(Excerpts from a figure dataset)
========================

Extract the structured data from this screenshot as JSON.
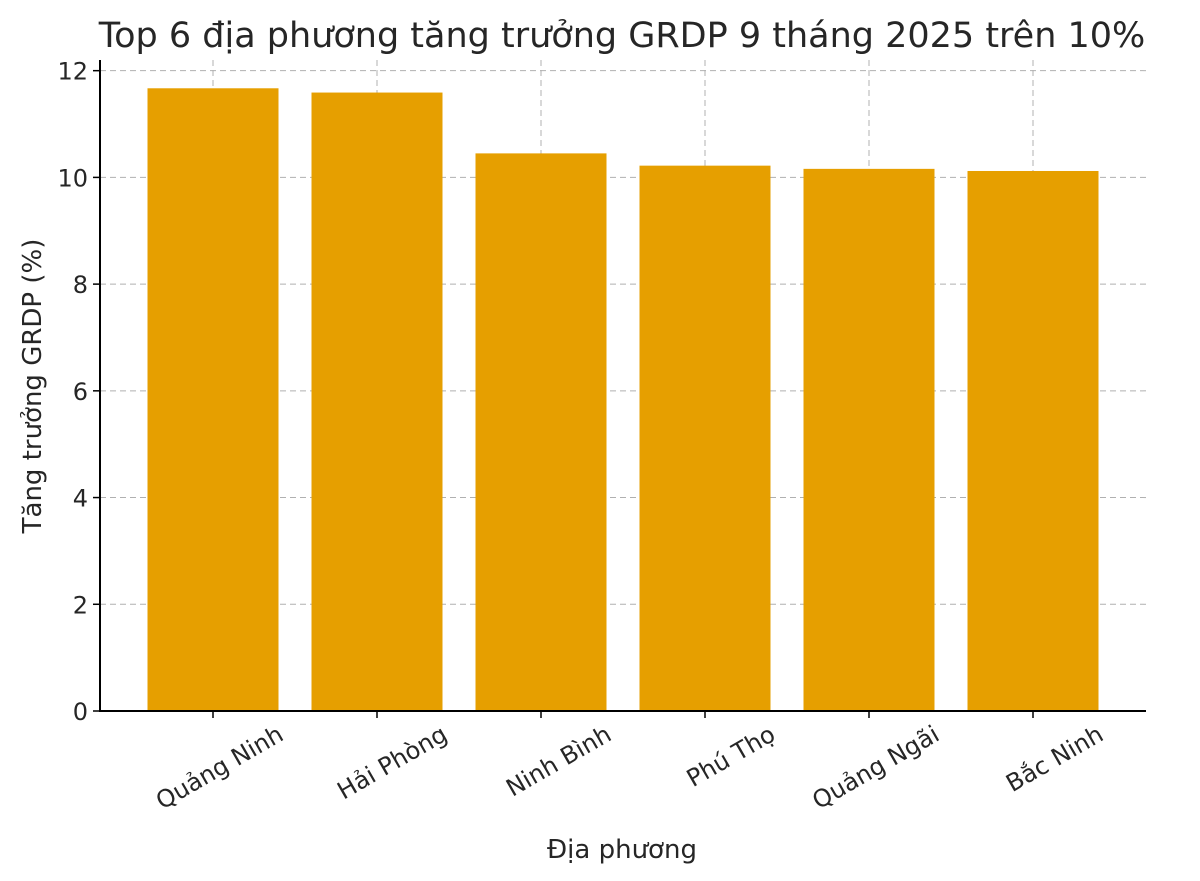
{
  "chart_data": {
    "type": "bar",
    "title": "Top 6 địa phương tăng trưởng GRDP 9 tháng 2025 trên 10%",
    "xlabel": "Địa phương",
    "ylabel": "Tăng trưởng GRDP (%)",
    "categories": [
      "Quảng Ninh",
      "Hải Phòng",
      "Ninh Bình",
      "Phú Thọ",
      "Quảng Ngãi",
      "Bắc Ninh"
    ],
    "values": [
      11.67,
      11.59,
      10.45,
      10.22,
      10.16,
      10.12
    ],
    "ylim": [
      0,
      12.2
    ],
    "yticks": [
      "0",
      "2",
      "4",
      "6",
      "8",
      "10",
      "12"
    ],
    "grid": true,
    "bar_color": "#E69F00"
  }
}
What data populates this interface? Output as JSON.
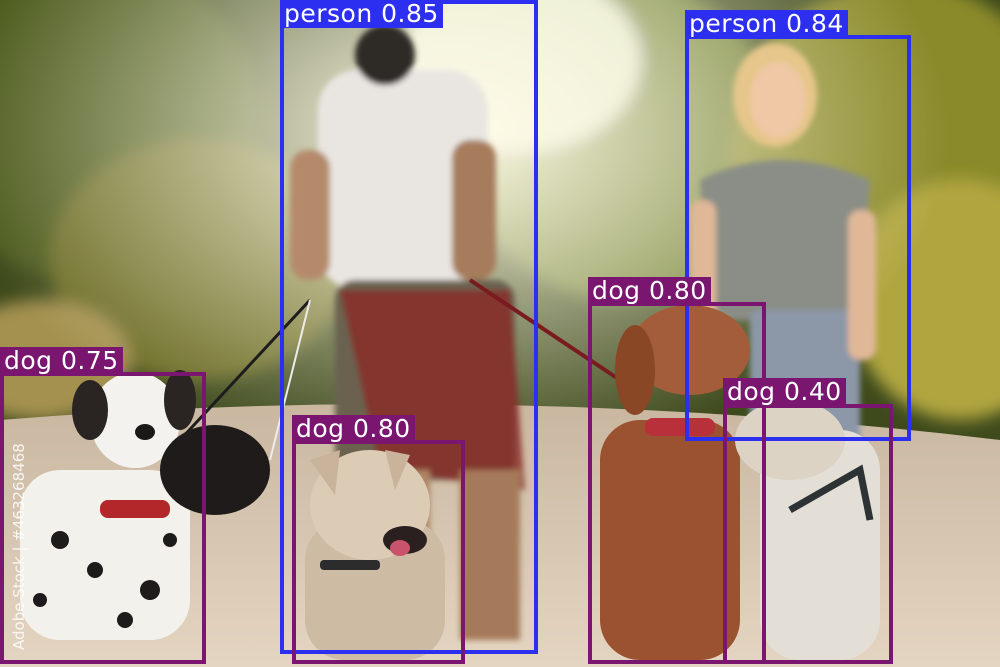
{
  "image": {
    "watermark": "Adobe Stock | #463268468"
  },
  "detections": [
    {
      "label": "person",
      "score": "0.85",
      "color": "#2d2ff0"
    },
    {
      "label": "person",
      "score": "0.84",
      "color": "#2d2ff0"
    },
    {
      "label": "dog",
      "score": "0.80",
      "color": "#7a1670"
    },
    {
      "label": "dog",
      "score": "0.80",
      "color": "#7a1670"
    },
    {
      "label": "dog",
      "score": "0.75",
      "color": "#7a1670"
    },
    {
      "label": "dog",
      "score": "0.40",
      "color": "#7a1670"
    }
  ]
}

========================

◆ **Problem to solve**: Every entry must be written out exactly, with all pictures left out.

◆ **Answer to the problem**:
Extract the structured data from this screenshot as JSON.
{
  "chart_data": {
    "type": "bar",
    "title": "Top 6 địa phương tăng trưởng GRDP 9 tháng 2025 trên 10%",
    "xlabel": "Địa phương",
    "ylabel": "Tăng trưởng GRDP (%)",
    "categories": [
      "Quảng Ninh",
      "Hải Phòng",
      "Ninh Bình",
      "Phú Thọ",
      "Quảng Ngãi",
      "Bắc Ninh"
    ],
    "values": [
      11.67,
      11.59,
      10.45,
      10.22,
      10.16,
      10.12
    ],
    "ylim": [
      0,
      12.2
    ],
    "yticks": [
      "0",
      "2",
      "4",
      "6",
      "8",
      "10",
      "12"
    ],
    "grid": true,
    "bar_color": "#E69F00"
  }
}
What data populates this interface? Output as JSON.
{
  "image": {
    "watermark": "Adobe Stock | #463268468"
  },
  "detections": [
    {
      "label": "person",
      "score": "0.85",
      "color": "#2d2ff0"
    },
    {
      "label": "person",
      "score": "0.84",
      "color": "#2d2ff0"
    },
    {
      "label": "dog",
      "score": "0.80",
      "color": "#7a1670"
    },
    {
      "label": "dog",
      "score": "0.80",
      "color": "#7a1670"
    },
    {
      "label": "dog",
      "score": "0.75",
      "color": "#7a1670"
    },
    {
      "label": "dog",
      "score": "0.40",
      "color": "#7a1670"
    }
  ]
}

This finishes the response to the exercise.